Start ROWS
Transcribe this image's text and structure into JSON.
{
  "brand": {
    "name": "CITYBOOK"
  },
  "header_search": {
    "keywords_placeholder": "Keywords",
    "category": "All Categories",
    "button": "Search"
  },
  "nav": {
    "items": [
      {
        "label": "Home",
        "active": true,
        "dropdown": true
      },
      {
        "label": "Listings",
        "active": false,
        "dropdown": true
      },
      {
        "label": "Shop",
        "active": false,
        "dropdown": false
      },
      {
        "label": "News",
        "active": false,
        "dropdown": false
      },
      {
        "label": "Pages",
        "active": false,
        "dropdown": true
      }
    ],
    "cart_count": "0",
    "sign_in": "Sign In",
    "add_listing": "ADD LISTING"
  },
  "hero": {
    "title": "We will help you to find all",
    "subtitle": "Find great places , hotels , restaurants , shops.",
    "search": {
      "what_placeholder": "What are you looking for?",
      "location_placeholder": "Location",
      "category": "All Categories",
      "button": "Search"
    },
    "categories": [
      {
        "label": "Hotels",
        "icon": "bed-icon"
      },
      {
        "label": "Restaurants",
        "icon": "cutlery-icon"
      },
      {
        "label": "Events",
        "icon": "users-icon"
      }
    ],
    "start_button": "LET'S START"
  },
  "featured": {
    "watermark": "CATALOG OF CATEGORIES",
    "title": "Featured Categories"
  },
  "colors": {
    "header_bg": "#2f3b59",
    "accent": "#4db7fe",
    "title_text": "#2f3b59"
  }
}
End ROWS
EXERCISE GOAL: Write out all the lines again, exactly as they are.

RESPONSE FOR THIS EXERCISE:
Transcribe this image's text and structure into JSON.
{
  "brand": {
    "name": "CITYBOOK"
  },
  "header_search": {
    "keywords_placeholder": "Keywords",
    "category": "All Categories",
    "button": "Search"
  },
  "nav": {
    "items": [
      {
        "label": "Home",
        "active": true,
        "dropdown": true
      },
      {
        "label": "Listings",
        "active": false,
        "dropdown": true
      },
      {
        "label": "Shop",
        "active": false,
        "dropdown": false
      },
      {
        "label": "News",
        "active": false,
        "dropdown": false
      },
      {
        "label": "Pages",
        "active": false,
        "dropdown": true
      }
    ],
    "cart_count": "0",
    "sign_in": "Sign In",
    "add_listing": "ADD LISTING"
  },
  "hero": {
    "title": "We will help you to find all",
    "subtitle": "Find great places , hotels , restaurants , shops.",
    "search": {
      "what_placeholder": "What are you looking for?",
      "location_placeholder": "Location",
      "category": "All Categories",
      "button": "Search"
    },
    "categories": [
      {
        "label": "Hotels",
        "icon": "bed-icon"
      },
      {
        "label": "Restaurants",
        "icon": "cutlery-icon"
      },
      {
        "label": "Events",
        "icon": "users-icon"
      }
    ],
    "start_button": "LET'S START"
  },
  "featured": {
    "watermark": "CATALOG OF CATEGORIES",
    "title": "Featured Categories"
  },
  "colors": {
    "header_bg": "#2f3b59",
    "accent": "#4db7fe",
    "title_text": "#2f3b59"
  }
}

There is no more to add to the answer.